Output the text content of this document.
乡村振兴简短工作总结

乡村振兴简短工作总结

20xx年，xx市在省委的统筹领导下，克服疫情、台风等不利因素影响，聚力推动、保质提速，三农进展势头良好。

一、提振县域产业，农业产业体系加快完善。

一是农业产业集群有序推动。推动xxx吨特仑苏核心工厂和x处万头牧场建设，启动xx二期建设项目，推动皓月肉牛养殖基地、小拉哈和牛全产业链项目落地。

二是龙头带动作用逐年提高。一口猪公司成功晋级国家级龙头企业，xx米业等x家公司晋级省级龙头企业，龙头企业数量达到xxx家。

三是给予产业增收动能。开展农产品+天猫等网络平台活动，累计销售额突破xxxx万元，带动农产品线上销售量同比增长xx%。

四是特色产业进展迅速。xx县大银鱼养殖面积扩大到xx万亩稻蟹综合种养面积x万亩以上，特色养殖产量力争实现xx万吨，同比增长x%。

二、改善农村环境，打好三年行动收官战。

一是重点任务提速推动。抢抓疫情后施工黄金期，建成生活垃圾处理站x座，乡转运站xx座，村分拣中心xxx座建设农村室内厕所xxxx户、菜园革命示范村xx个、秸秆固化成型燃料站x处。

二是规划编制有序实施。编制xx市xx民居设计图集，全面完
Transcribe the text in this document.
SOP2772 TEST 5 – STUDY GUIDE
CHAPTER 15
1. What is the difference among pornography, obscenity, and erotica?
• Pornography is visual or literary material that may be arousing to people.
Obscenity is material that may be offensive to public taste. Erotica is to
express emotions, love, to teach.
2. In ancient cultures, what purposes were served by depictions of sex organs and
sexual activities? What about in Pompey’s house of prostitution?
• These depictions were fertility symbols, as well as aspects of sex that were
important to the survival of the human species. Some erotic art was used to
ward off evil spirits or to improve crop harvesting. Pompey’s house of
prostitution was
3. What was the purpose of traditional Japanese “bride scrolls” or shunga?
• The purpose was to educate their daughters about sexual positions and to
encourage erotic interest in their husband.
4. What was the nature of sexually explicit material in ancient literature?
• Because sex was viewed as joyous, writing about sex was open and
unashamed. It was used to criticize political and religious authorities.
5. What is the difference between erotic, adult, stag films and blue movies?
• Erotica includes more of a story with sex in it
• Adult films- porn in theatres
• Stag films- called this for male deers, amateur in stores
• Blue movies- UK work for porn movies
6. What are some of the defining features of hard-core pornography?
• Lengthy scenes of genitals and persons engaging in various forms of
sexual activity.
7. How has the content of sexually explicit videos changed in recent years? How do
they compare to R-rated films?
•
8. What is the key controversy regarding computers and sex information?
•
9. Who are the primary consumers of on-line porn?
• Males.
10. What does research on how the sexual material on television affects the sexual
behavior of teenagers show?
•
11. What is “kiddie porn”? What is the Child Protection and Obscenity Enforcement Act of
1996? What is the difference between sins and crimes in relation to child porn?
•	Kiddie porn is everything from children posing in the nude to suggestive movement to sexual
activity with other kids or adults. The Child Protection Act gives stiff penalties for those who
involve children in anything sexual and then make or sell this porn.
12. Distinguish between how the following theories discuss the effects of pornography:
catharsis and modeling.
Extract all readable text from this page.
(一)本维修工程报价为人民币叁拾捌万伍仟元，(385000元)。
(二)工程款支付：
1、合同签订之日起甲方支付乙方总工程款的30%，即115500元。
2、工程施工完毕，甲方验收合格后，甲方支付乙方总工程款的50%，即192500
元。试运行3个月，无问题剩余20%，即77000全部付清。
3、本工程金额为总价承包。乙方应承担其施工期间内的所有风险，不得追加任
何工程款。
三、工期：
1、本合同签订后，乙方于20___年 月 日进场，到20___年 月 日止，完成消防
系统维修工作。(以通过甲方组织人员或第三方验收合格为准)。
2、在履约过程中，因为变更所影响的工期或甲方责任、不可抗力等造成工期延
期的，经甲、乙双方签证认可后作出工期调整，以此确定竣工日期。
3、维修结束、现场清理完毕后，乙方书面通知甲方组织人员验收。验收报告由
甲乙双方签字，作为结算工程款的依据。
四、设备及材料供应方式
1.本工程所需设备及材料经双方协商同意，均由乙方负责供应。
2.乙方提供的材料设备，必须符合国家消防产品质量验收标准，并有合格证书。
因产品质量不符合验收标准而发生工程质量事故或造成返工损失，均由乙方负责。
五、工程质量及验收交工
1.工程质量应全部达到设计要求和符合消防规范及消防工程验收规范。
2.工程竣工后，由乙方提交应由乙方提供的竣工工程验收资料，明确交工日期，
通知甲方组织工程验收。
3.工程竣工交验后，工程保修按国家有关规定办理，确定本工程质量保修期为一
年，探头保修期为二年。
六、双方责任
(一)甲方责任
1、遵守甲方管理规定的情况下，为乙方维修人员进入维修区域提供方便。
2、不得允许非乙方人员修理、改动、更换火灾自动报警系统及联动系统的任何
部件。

***

EXERCISE REQUIREMENTS
Exactly how many lines of the material contain the word "ancient"? Write the number alone.

TASK RESULT
2